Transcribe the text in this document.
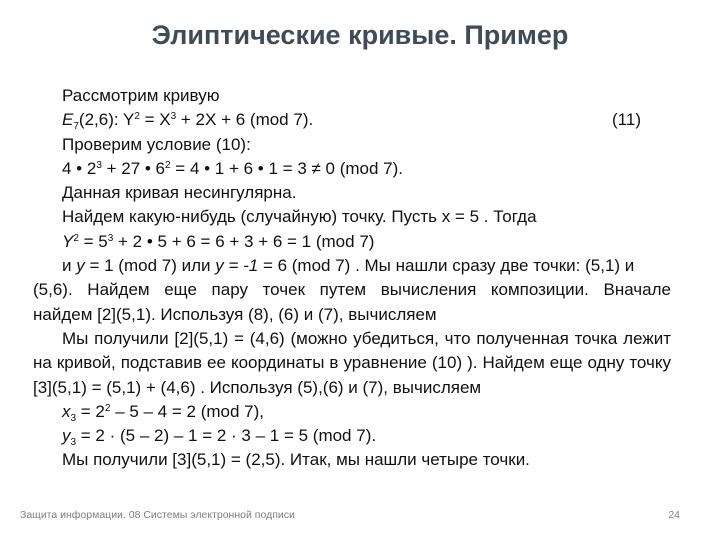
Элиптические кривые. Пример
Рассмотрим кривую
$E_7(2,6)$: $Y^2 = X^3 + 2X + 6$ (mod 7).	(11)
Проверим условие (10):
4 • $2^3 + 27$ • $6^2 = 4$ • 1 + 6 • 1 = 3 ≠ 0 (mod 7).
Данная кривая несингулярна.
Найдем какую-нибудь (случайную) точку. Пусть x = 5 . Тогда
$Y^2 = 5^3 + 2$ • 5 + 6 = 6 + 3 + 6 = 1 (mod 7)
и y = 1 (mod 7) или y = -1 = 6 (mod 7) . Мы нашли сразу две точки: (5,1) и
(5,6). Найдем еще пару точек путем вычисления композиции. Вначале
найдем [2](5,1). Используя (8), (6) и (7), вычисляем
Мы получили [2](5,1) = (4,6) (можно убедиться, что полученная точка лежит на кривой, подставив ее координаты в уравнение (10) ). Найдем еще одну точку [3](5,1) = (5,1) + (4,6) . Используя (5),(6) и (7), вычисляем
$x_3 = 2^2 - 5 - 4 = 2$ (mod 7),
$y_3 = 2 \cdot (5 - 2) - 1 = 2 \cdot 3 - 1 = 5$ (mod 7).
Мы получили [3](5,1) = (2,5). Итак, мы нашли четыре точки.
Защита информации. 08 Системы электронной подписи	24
════
Without including any picture, repeat the data exactly.

Transcribe the text in this document.
Элиптические кривые. Пример
Рассмотрим кривую
$E_7(2,6)$: $Y^2 = X^3 + 2X + 6$ (mod 7).	(11)
Проверим условие (10):
4 • $2^3 + 27$ • $6^2 = 4$ • 1 + 6 • 1 = 3 ≠ 0 (mod 7).
Данная кривая несингулярна.
Найдем какую-нибудь (случайную) точку. Пусть x = 5 . Тогда
$Y^2 = 5^3 + 2$ • 5 + 6 = 6 + 3 + 6 = 1 (mod 7)
и y = 1 (mod 7) или y = -1 = 6 (mod 7) . Мы нашли сразу две точки: (5,1) и
(5,6). Найдем еще пару точек путем вычисления композиции. Вначале
найдем [2](5,1). Используя (8), (6) и (7), вычисляем
Мы получили [2](5,1) = (4,6) (можно убедиться, что полученная точка лежит на кривой, подставив ее координаты в уравнение (10) ). Найдем еще одну точку [3](5,1) = (5,1) + (4,6) . Используя (5),(6) и (7), вычисляем
$x_3 = 2^2 - 5 - 4 = 2$ (mod 7),
$y_3 = 2 \cdot (5 - 2) - 1 = 2 \cdot 3 - 1 = 5$ (mod 7).
Мы получили [3](5,1) = (2,5). Итак, мы нашли четыре точки.
Защита информации. 08 Системы электронной подписи	24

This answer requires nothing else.